* **WORK INSTRUCTIONS**:
From the entries below, report how many lines contain the string "significance". Only the number is wanted.

Document understanding data:

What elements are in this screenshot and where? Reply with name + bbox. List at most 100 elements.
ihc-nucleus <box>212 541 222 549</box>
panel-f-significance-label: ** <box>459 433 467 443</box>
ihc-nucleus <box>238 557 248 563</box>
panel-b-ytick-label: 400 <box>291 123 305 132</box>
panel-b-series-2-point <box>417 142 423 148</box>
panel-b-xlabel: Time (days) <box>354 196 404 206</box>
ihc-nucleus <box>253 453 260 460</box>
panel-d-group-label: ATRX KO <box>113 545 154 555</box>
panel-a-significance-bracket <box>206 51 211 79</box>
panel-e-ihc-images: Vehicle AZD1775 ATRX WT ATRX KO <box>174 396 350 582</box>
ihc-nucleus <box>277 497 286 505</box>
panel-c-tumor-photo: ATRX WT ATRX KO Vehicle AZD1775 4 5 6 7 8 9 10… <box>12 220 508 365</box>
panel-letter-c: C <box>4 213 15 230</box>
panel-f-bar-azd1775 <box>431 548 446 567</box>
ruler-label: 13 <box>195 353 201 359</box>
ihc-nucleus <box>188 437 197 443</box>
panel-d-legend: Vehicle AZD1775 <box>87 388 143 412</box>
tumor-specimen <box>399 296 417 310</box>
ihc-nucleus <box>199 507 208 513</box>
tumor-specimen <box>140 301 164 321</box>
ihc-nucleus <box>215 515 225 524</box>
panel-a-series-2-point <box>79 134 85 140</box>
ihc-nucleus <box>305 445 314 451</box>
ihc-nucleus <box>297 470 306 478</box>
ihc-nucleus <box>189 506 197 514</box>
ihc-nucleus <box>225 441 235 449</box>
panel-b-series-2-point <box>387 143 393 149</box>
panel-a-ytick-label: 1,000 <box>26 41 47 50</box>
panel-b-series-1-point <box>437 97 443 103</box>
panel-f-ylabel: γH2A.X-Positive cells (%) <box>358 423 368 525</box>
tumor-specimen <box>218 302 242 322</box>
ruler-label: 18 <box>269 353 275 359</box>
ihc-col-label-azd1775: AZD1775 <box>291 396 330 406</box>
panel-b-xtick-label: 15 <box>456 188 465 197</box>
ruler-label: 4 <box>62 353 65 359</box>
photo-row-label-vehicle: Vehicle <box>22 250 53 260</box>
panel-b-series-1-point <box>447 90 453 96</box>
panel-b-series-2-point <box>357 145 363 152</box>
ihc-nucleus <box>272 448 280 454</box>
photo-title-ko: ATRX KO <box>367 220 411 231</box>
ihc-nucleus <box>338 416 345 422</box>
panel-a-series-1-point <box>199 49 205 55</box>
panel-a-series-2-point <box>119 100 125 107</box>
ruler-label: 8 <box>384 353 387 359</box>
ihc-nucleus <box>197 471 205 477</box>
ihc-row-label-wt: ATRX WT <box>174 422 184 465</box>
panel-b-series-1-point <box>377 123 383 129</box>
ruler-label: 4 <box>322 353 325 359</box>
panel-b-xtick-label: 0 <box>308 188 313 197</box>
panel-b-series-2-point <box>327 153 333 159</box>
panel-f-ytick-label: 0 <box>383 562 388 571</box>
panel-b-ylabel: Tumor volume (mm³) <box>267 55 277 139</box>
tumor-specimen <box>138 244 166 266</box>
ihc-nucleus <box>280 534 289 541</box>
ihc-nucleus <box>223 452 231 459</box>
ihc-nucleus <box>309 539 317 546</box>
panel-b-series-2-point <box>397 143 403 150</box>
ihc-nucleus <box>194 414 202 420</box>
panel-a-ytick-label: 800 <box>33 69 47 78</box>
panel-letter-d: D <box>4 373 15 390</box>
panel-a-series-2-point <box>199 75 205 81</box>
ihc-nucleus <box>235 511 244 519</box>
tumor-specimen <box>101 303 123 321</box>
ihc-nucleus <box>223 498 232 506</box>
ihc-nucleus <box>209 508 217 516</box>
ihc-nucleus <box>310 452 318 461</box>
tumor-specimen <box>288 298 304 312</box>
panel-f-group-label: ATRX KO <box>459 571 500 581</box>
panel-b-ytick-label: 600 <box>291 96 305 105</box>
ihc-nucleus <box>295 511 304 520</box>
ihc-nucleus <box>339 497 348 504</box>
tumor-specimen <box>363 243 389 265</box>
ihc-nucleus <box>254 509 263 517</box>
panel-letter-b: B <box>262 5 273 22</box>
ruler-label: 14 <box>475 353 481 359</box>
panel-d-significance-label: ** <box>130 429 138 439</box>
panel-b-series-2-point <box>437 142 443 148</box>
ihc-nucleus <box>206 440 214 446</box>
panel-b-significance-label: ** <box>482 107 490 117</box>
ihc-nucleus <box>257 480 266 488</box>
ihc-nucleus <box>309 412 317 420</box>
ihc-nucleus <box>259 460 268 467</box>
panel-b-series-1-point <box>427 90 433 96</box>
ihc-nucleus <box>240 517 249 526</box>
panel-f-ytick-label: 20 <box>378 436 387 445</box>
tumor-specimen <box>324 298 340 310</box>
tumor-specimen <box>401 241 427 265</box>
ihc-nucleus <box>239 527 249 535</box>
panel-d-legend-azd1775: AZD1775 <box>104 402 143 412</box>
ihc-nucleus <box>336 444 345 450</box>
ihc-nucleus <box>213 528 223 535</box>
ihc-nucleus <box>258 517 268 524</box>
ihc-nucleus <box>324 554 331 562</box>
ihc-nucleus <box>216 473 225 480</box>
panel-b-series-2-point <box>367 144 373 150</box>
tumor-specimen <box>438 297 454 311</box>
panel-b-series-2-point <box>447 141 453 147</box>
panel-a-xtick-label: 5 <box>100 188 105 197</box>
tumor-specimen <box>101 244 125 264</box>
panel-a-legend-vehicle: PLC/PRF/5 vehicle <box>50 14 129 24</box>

* **RESULT OF THE TASK**:
4